Your job is to report every line of the entries that has "Quantitation".

* [Dataset entries]
_ _ _ _

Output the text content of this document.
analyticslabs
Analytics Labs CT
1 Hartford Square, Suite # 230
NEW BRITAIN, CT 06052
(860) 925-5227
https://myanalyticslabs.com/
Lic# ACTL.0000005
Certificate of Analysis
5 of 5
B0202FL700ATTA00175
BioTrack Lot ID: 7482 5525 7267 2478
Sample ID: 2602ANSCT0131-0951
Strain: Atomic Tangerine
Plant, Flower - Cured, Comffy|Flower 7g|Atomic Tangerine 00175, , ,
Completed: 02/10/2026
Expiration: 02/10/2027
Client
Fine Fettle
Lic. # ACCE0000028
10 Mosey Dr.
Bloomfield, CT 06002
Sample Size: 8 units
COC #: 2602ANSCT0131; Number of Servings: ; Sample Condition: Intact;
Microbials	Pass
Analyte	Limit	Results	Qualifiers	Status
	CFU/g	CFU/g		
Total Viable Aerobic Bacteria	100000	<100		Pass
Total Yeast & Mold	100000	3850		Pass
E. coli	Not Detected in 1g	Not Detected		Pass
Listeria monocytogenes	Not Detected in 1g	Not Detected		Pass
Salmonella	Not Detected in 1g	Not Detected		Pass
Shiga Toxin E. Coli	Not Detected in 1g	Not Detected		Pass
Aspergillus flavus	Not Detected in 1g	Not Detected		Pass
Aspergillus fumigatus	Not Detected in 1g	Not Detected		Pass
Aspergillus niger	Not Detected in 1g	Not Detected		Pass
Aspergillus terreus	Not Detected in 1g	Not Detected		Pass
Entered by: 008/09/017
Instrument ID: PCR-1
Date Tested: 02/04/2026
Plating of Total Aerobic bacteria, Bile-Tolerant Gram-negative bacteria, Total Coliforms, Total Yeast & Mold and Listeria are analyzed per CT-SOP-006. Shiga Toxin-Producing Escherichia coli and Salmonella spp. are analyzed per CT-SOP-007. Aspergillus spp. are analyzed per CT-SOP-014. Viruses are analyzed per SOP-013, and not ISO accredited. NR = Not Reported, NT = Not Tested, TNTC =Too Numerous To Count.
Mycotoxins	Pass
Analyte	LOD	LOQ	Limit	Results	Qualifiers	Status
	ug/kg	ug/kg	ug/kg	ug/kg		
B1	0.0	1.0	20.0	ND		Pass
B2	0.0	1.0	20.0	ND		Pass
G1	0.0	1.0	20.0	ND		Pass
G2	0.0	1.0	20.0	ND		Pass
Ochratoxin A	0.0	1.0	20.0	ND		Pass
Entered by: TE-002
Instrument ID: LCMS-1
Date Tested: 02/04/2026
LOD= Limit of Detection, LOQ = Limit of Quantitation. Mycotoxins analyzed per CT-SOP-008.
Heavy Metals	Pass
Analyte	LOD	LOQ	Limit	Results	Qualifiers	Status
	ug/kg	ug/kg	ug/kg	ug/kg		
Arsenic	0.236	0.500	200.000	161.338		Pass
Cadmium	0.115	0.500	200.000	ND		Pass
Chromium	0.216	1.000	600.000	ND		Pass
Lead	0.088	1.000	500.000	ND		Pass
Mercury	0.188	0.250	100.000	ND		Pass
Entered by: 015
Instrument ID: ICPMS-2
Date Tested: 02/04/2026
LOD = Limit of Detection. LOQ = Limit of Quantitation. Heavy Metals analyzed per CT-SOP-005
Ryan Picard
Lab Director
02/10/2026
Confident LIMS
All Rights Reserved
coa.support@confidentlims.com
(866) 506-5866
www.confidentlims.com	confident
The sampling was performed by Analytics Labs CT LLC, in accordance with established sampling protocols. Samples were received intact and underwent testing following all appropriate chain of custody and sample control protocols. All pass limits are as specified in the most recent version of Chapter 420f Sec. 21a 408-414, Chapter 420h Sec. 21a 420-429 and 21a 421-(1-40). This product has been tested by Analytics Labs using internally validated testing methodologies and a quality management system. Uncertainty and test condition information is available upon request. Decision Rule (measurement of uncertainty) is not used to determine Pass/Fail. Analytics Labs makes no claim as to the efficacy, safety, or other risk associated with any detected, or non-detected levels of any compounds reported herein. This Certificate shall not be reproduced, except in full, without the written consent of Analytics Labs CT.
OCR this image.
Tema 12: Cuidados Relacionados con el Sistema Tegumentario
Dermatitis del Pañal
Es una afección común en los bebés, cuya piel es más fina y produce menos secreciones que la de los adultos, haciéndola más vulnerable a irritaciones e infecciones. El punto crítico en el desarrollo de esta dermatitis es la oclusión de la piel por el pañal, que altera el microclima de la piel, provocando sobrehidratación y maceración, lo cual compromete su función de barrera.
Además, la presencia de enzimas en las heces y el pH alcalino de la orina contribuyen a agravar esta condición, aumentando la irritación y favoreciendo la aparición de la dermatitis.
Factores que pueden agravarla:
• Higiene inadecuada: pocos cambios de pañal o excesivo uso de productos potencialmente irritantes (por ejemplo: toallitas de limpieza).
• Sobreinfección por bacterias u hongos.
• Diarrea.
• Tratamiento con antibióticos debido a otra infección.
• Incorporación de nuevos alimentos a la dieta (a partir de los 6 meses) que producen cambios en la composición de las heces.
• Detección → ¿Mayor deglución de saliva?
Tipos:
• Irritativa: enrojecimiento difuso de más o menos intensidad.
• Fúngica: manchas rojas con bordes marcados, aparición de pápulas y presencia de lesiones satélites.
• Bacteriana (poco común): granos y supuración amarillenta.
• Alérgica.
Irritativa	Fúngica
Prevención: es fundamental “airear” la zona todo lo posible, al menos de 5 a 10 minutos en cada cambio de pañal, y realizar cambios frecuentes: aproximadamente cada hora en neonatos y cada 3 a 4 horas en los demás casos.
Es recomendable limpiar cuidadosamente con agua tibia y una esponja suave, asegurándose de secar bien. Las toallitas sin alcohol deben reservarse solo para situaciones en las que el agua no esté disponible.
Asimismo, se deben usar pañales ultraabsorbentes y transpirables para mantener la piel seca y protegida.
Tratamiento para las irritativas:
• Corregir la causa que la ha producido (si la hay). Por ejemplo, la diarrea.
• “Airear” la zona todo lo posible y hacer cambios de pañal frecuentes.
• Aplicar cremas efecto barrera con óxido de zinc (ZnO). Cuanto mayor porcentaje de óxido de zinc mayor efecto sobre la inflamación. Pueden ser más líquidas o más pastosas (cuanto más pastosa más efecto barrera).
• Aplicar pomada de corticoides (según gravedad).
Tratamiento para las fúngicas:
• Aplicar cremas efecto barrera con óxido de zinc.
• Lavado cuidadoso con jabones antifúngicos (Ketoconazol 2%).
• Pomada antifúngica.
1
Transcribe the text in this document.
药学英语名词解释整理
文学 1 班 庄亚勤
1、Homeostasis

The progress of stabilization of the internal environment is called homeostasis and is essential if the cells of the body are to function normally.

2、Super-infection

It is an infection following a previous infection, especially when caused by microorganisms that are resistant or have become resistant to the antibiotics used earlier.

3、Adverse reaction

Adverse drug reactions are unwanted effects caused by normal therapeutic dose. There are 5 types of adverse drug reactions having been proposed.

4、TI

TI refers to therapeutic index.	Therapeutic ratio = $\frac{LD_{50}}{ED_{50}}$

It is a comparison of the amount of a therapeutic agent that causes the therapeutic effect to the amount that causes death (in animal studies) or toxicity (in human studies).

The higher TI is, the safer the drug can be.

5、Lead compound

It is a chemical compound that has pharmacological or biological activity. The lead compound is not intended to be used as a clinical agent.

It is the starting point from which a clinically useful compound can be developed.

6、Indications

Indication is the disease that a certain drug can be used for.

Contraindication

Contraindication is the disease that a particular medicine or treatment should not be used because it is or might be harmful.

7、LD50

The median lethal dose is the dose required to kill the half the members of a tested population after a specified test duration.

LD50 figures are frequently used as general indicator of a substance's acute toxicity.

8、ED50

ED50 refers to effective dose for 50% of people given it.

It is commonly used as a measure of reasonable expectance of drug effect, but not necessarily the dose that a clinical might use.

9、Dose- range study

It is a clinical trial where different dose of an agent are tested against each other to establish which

_ _ _ _

* [RESPONSE TO THE EXERCISE]
LOD= Limit of Detection, LOQ = Limit of Quantitation. Mycotoxins analyzed per CT-SOP-008.
LOD = Limit of Detection. LOQ = Limit of Quantitation. Heavy Metals analyzed per CT-SOP-005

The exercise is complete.